Extracted data>
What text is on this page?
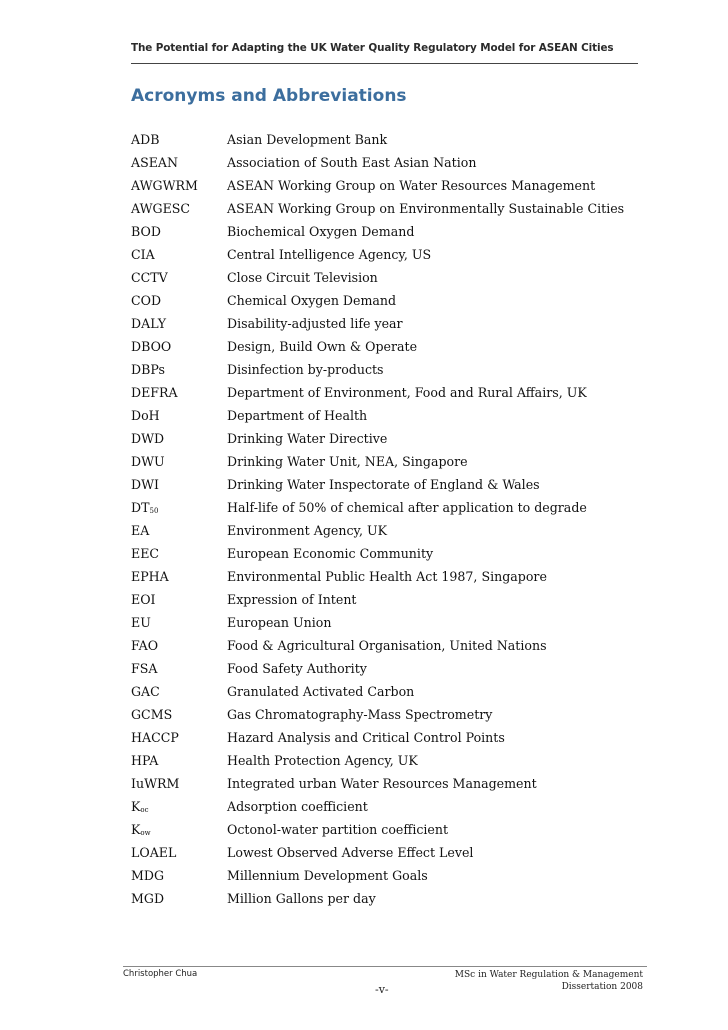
The Potential for Adapting the UK Water Quality Regulatory Model for ASEAN Cities
Acronyms and Abbreviations
ADB	Asian Development Bank
ASEAN	Association of South East Asian Nation
AWGWRM	ASEAN Working Group on Water Resources Management
AWGESC	ASEAN Working Group on Environmentally Sustainable Cities
BOD	Biochemical Oxygen Demand
CIA	Central Intelligence Agency, US
CCTV	Close Circuit Television
COD	Chemical Oxygen Demand
DALY	Disability-adjusted life year
DBOO	Design, Build Own & Operate
DBPs	Disinfection by-products
DEFRA	Department of Environment, Food and Rural Affairs, UK
DoH	Department of Health
DWD	Drinking Water Directive
DWU	Drinking Water Unit, NEA, Singapore
DWI	Drinking Water Inspectorate of England & Wales
DT50	Half-life of 50% of chemical after application to degrade
EA	Environment Agency, UK
EEC	European Economic Community
EPHA	Environmental Public Health Act 1987, Singapore
EOI	Expression of Intent
EU	European Union
FAO	Food & Agricultural Organisation, United Nations
FSA	Food Safety Authority
GAC	Granulated Activated Carbon
GCMS	Gas Chromatography-Mass Spectrometry
HACCP	Hazard Analysis and Critical Control Points
HPA	Health Protection Agency, UK
IuWRM	Integrated urban Water Resources Management
Koc	Adsorption coefficient
Kow	Octonol-water partition coefficient
LOAEL	Lowest Observed Adverse Effect Level
MDG	Millennium Development Goals
MGD	Million Gallons per day
Christopher Chua
-v-
MSc in Water Regulation & Management
Dissertation 2008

Requirement> Copy out every line in the listing where the word "Group" appears.

Answer to this problem>
AWGWRM	ASEAN Working Group on Water Resources Management
AWGESC	ASEAN Working Group on Environmentally Sustainable Cities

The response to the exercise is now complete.